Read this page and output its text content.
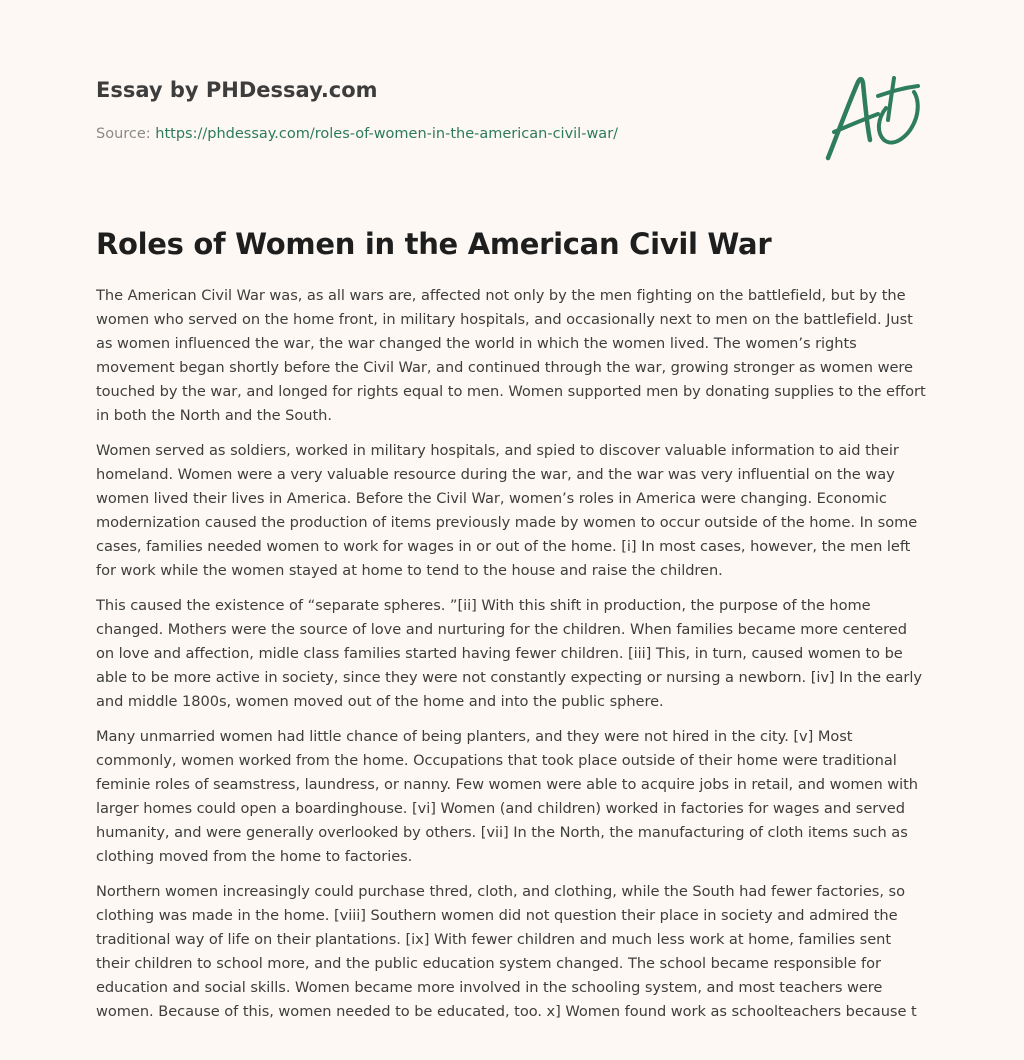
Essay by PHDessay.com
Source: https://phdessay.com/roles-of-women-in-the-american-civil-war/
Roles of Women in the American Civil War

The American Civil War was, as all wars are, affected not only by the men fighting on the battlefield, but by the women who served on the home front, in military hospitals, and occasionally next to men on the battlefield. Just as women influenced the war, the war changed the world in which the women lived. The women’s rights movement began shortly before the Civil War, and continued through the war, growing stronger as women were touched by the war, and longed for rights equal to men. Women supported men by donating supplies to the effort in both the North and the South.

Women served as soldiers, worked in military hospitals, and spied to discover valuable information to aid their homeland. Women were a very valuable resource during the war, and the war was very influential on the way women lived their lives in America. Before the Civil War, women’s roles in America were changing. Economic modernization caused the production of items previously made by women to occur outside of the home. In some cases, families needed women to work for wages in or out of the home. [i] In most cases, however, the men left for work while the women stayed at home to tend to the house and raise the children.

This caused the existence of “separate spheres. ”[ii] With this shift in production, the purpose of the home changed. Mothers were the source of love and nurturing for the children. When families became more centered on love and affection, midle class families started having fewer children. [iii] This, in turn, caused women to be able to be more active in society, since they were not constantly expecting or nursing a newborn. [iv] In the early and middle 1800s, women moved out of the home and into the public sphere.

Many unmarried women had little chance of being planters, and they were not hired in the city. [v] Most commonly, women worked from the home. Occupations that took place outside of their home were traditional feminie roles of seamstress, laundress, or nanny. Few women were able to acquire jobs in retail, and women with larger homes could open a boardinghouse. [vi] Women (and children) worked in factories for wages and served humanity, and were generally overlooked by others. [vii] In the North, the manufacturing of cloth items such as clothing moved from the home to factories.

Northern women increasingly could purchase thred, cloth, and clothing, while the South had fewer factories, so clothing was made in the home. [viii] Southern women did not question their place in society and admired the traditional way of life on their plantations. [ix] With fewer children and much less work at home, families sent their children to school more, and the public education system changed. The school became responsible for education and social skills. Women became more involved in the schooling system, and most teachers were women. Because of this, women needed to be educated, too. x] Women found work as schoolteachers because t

● ● ● ● ● ● ●

**WHAT THIS TASK INVOLVES:** Copy the listing over exactly, skipping the pictures it holds.

**TASK SOLUTION:**
Read this page and output its text content.
Essay by PHDessay.com
Source: https://phdessay.com/roles-of-women-in-the-american-civil-war/
Roles of Women in the American Civil War

The American Civil War was, as all wars are, affected not only by the men fighting on the battlefield, but by the women who served on the home front, in military hospitals, and occasionally next to men on the battlefield. Just as women influenced the war, the war changed the world in which the women lived. The women’s rights movement began shortly before the Civil War, and continued through the war, growing stronger as women were touched by the war, and longed for rights equal to men. Women supported men by donating supplies to the effort in both the North and the South.

Women served as soldiers, worked in military hospitals, and spied to discover valuable information to aid their homeland. Women were a very valuable resource during the war, and the war was very influential on the way women lived their lives in America. Before the Civil War, women’s roles in America were changing. Economic modernization caused the production of items previously made by women to occur outside of the home. In some cases, families needed women to work for wages in or out of the home. [i] In most cases, however, the men left for work while the women stayed at home to tend to the house and raise the children.

This caused the existence of “separate spheres. ”[ii] With this shift in production, the purpose of the home changed. Mothers were the source of love and nurturing for the children. When families became more centered on love and affection, midle class families started having fewer children. [iii] This, in turn, caused women to be able to be more active in society, since they were not constantly expecting or nursing a newborn. [iv] In the early and middle 1800s, women moved out of the home and into the public sphere.

Many unmarried women had little chance of being planters, and they were not hired in the city. [v] Most commonly, women worked from the home. Occupations that took place outside of their home were traditional feminie roles of seamstress, laundress, or nanny. Few women were able to acquire jobs in retail, and women with larger homes could open a boardinghouse. [vi] Women (and children) worked in factories for wages and served humanity, and were generally overlooked by others. [vii] In the North, the manufacturing of cloth items such as clothing moved from the home to factories.

Northern women increasingly could purchase thred, cloth, and clothing, while the South had fewer factories, so clothing was made in the home. [viii] Southern women did not question their place in society and admired the traditional way of life on their plantations. [ix] With fewer children and much less work at home, families sent their children to school more, and the public education system changed. The school became responsible for education and social skills. Women became more involved in the schooling system, and most teachers were women. Because of this, women needed to be educated, too. x] Women found work as schoolteachers because t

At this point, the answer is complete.